■ **Given data**
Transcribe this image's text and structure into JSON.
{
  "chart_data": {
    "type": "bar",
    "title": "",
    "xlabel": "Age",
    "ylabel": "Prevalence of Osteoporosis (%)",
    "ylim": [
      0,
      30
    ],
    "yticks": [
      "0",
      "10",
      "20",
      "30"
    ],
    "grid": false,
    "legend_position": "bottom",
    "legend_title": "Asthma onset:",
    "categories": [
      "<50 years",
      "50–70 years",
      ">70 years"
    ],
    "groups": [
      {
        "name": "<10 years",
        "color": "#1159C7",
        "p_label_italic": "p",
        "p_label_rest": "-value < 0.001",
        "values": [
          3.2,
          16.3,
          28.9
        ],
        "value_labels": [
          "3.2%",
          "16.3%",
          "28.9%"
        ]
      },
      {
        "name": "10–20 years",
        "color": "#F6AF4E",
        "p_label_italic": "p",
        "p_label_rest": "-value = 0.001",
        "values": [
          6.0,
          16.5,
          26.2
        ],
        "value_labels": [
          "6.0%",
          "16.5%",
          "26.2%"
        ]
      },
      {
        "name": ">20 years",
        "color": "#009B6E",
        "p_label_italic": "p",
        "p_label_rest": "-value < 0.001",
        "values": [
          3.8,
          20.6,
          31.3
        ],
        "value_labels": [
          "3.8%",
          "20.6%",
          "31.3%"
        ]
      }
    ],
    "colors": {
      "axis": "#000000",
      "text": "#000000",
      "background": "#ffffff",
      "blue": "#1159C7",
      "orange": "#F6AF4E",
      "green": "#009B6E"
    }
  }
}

■ **Set exercise**
Restate each record exactly as written.

■ **Result of this exercise**
Transcribe this image's text and structure into JSON.
{
  "chart_data": {
    "type": "bar",
    "title": "",
    "xlabel": "Age",
    "ylabel": "Prevalence of Osteoporosis (%)",
    "ylim": [
      0,
      30
    ],
    "yticks": [
      "0",
      "10",
      "20",
      "30"
    ],
    "grid": false,
    "legend_position": "bottom",
    "legend_title": "Asthma onset:",
    "categories": [
      "<50 years",
      "50–70 years",
      ">70 years"
    ],
    "groups": [
      {
        "name": "<10 years",
        "color": "#1159C7",
        "p_label_italic": "p",
        "p_label_rest": "-value < 0.001",
        "values": [
          3.2,
          16.3,
          28.9
        ],
        "value_labels": [
          "3.2%",
          "16.3%",
          "28.9%"
        ]
      },
      {
        "name": "10–20 years",
        "color": "#F6AF4E",
        "p_label_italic": "p",
        "p_label_rest": "-value = 0.001",
        "values": [
          6.0,
          16.5,
          26.2
        ],
        "value_labels": [
          "6.0%",
          "16.5%",
          "26.2%"
        ]
      },
      {
        "name": ">20 years",
        "color": "#009B6E",
        "p_label_italic": "p",
        "p_label_rest": "-value < 0.001",
        "values": [
          3.8,
          20.6,
          31.3
        ],
        "value_labels": [
          "3.8%",
          "20.6%",
          "31.3%"
        ]
      }
    ],
    "colors": {
      "axis": "#000000",
      "text": "#000000",
      "background": "#ffffff",
      "blue": "#1159C7",
      "orange": "#F6AF4E",
      "green": "#009B6E"
    }
  }
}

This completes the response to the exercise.